-- BEGIN Available data --

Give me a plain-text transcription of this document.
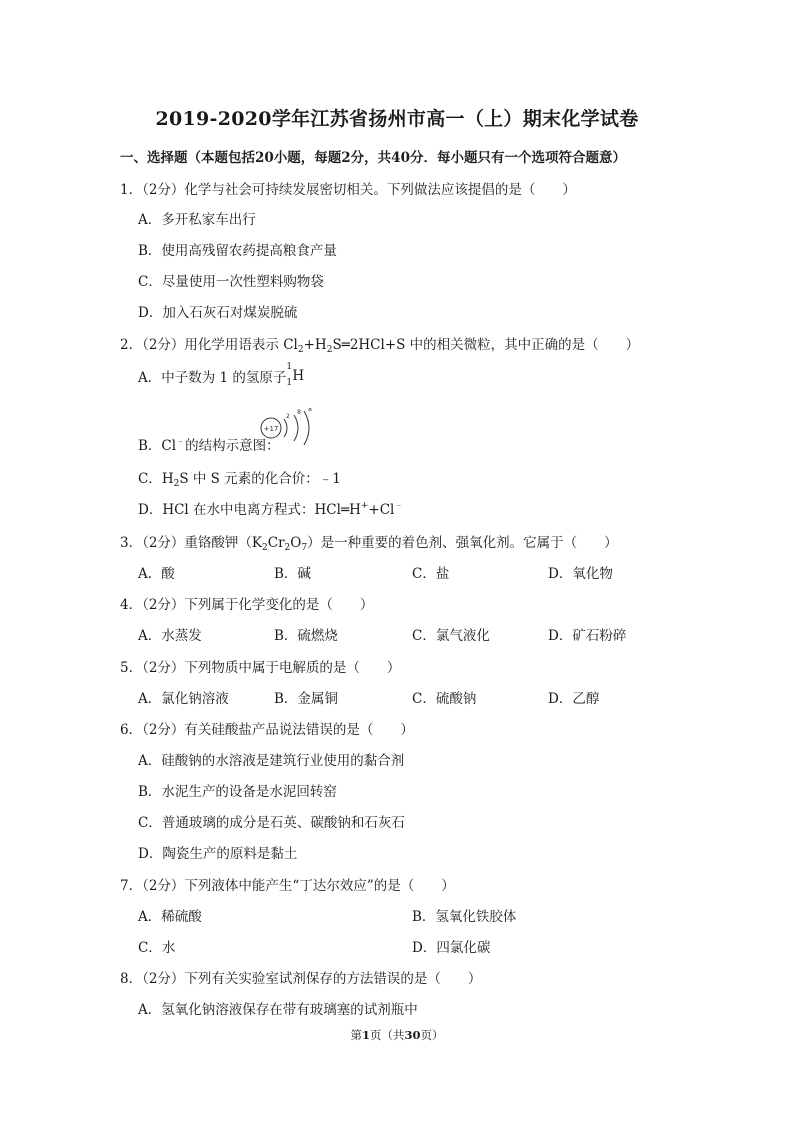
2019-2020学年江苏省扬州市高一（上）期末化学试卷
一、选择题（本题包括20小题，每题2分，共40分．每小题只有一个选项符合题意）
1．（2分）化学与社会可持续发展密切相关。下列做法应该提倡的是（　　）
A．多开私家车出行
B．使用高残留农药提高粮食产量
C．尽量使用一次性塑料购物袋
D．加入石灰石对煤炭脱硫
2．（2分）用化学用语表示 $Cl_2+H_2S═2HCl+S$ 中的相关微粒，其中正确的是（　　）
A．中子数为 1 的氢原子
1
1 H
+17
2
8 8
B．Cl﹣的结构示意图：
C．$H_2S$ 中 S 元素的化合价：﹣1
D．HCl 在水中电离方程式：HCl═H++Cl﹣
3．（2分）重铬酸钾$(K_2Cr_2O_7)$是一种重要的着色剂、强氧化剂。它属于（　　）
A．酸	B．碱	C．盐	D．氧化物
4．（2分）下列属于化学变化的是（　　）
A．水蒸发	B．硫燃烧	C．氯气液化	D．矿石粉碎
5．（2分）下列物质中属于电解质的是（　　）
A．氯化钠溶液	B．金属铜	C．硫酸钠	D．乙醇
6．（2分）有关硅酸盐产品说法错误的是（　　）
A．硅酸钠的水溶液是建筑行业使用的黏合剂
B．水泥生产的设备是水泥回转窑
C．普通玻璃的成分是石英、碳酸钠和石灰石
D．陶瓷生产的原料是黏土
7．（2分）下列液体中能产生“丁达尔效应”的是（　　）
A．稀硫酸	B．氢氧化铁胶体
C．水	D．四氯化碳
8．（2分）下列有关实验室试剂保存的方法错误的是（　　）
A．氢氧化钠溶液保存在带有玻璃塞的试剂瓶中
第1页（共30页）
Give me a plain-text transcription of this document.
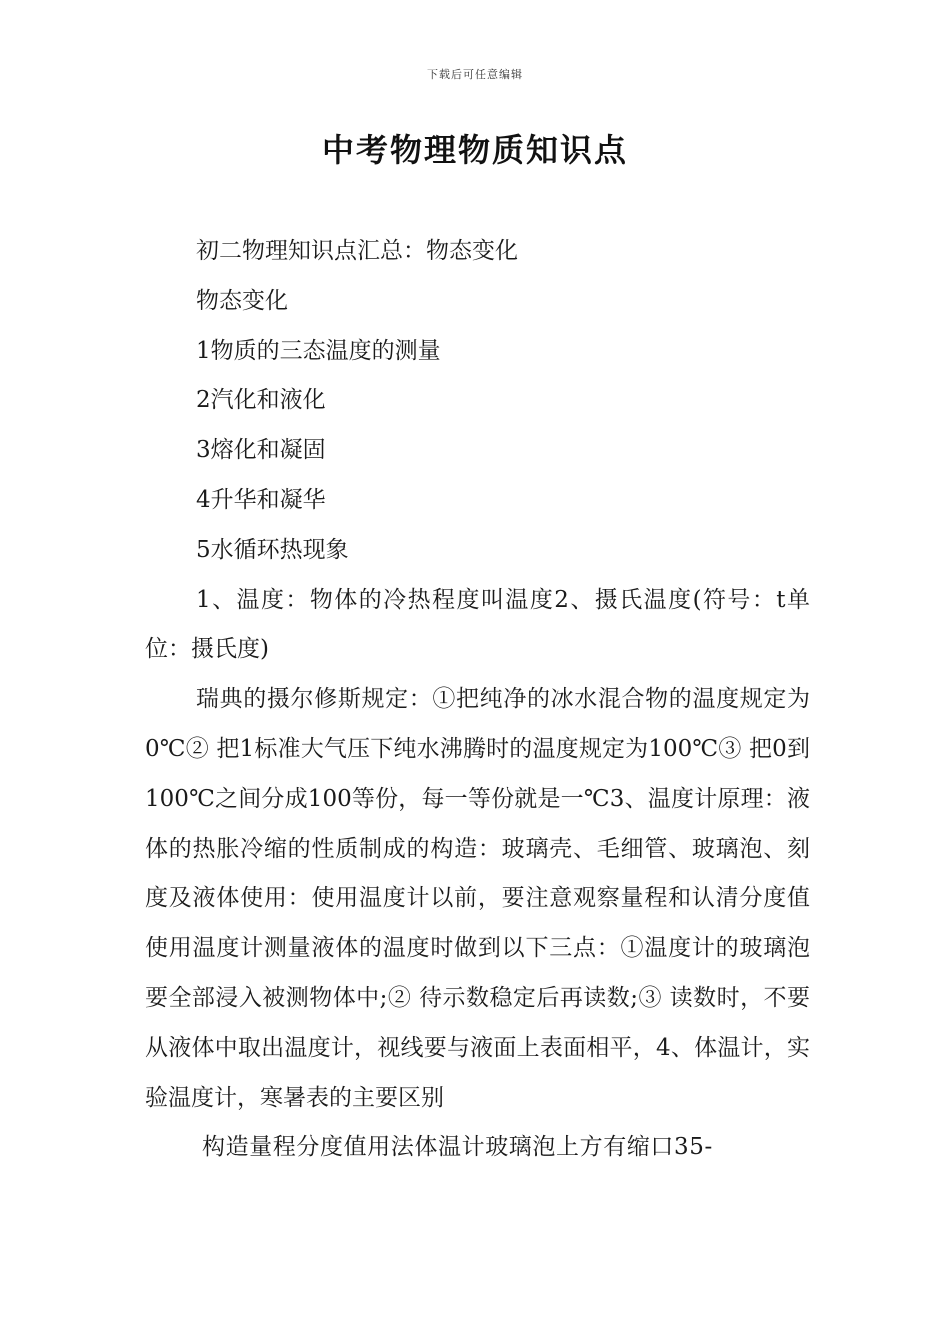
下载后可任意编辑
中考物理物质知识点
初二物理知识点汇总：物态变化
物态变化
1物质的三态温度的测量
2汽化和液化
3熔化和凝固
4升华和凝华
5水循环热现象

1、温度：物体的冷热程度叫温度2、摄氏温度(符号：t单位：摄氏度)

瑞典的摄尔修斯规定：①把纯净的冰水混合物的温度规定为0℃② 把1标准大气压下纯水沸腾时的温度规定为100℃③ 把0到100℃之间分成100等份，每一等份就是一℃3、温度计原理：液体的热胀冷缩的性质制成的构造：玻璃壳、毛细管、玻璃泡、刻度及液体使用：使用温度计以前，要注意观察量程和认清分度值使用温度计测量液体的温度时做到以下三点：①温度计的玻璃泡要全部浸入被测物体中;② 待示数稳定后再读数;③ 读数时，不要从液体中取出温度计，视线要与液面上表面相平，4、体温计，实验温度计，寒暑表的主要区别

构造量程分度值用法体温计玻璃泡上方有缩口35-
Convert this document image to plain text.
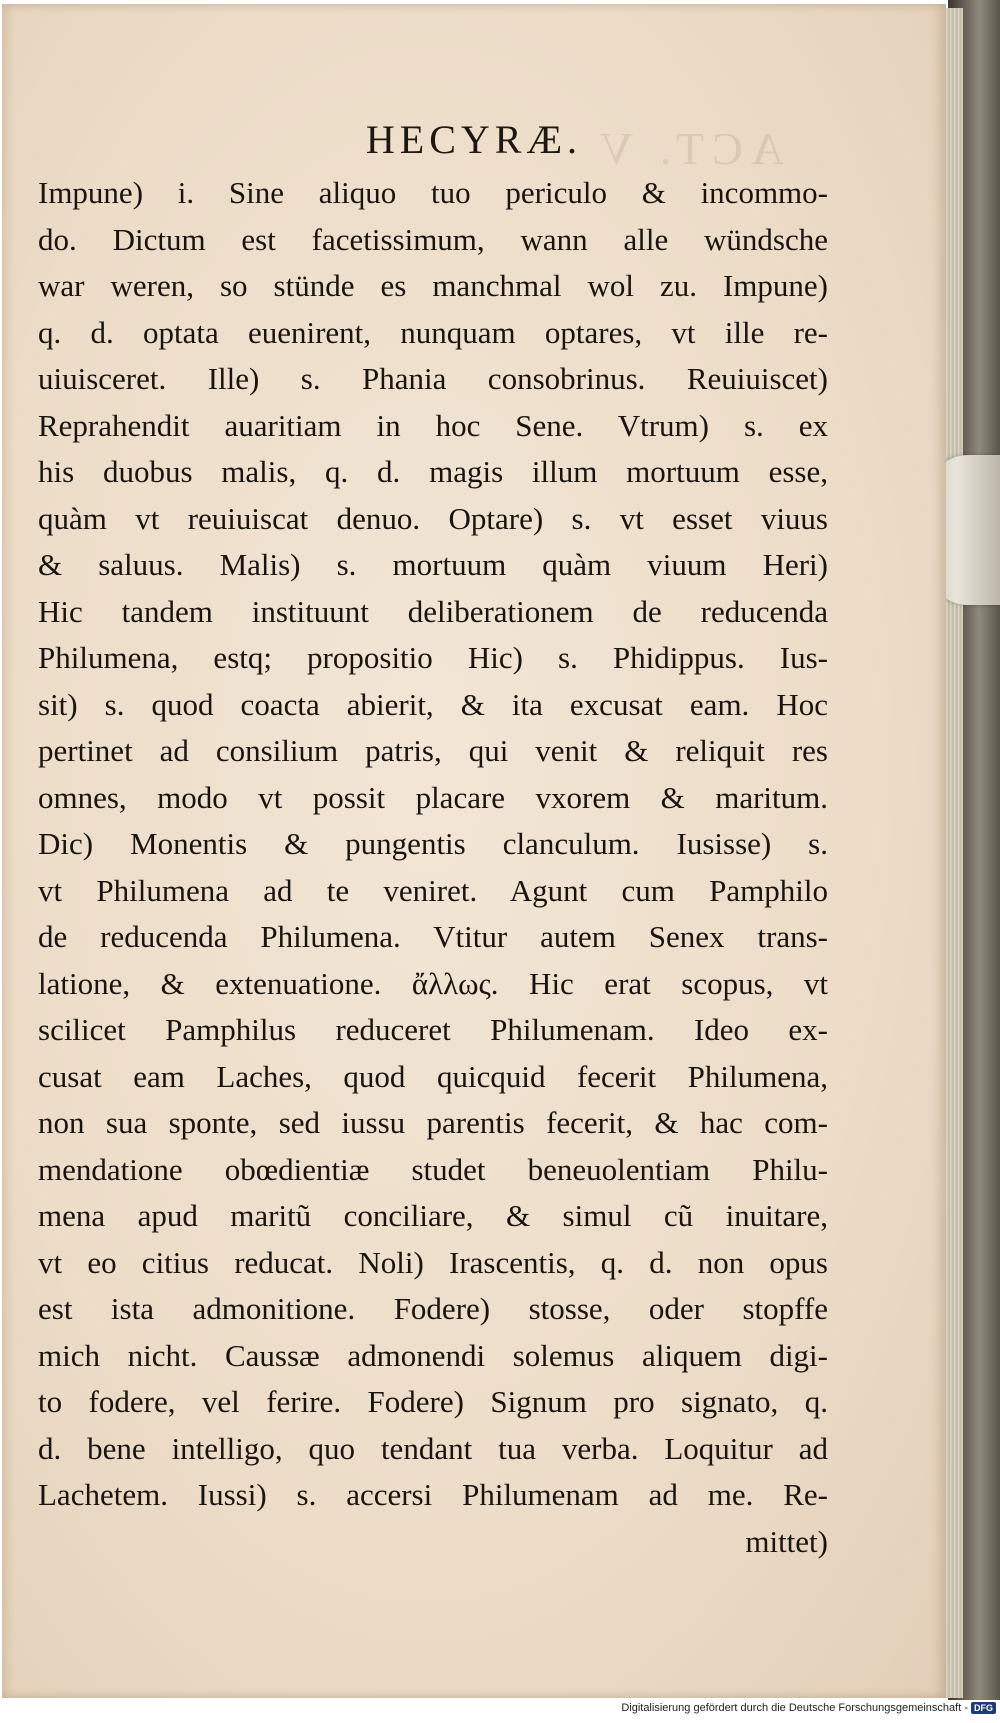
ACT. V
HECYRÆ.
Impune) i. Sine aliquo tuo periculo & incommo-
do. Dictum est facetissimum, wann alle wündsche
war weren, so stünde es manchmal wol zu. Impune)
q. d. optata euenirent, nunquam optares, vt ille re-
uiuisceret. Ille) s. Phania consobrinus. Reuiuiscet)
Reprahendit auaritiam in hoc Sene. Vtrum) s. ex
his duobus malis, q. d. magis illum mortuum esse,
quàm vt reuiuiscat denuo. Optare) s. vt esset viuus
& saluus. Malis) s. mortuum quàm viuum Heri)
Hic tandem instituunt deliberationem de reducenda
Philumena, estq; propositio Hic) s. Phidippus. Ius-
sit) s. quod coacta abierit, & ita excusat eam. Hoc
pertinet ad consilium patris, qui venit & reliquit res
omnes, modo vt possit placare vxorem & maritum.
Dic) Monentis & pungentis clanculum. Iusisse) s.
vt Philumena ad te veniret. Agunt cum Pamphilo
de reducenda Philumena. Vtitur autem Senex trans-
latione, & extenuatione. ἄλλως. Hic erat scopus, vt
scilicet Pamphilus reduceret Philumenam. Ideo ex-
cusat eam Laches, quod quicquid fecerit Philumena,
non sua sponte, sed iussu parentis fecerit, & hac com-
mendatione obœdientiæ studet beneuolentiam Philu-
mena apud maritũ conciliare, & simul cũ inuitare,
vt eo citius reducat. Noli) Irascentis, q. d. non opus
est ista admonitione. Fodere) stosse, oder stopffe
mich nicht. Caussæ admonendi solemus aliquem digi-
to fodere, vel ferire. Fodere) Signum pro signato, q.
d. bene intelligo, quo tendant tua verba. Loquitur ad
Lachetem. Iussi) s. accersi Philumenam ad me. Re-
mittet)
Digitalisierung gefördert durch die Deutsche Forschungsgemeinschaft - DFG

-- END Available data --

Instructions to follow ->
Track down every line holding the string "reducenda" and copy it.

Solution to this task ->
Hic tandem instituunt deliberationem de reducenda
de reducenda Philumena. Vtitur autem Senex trans-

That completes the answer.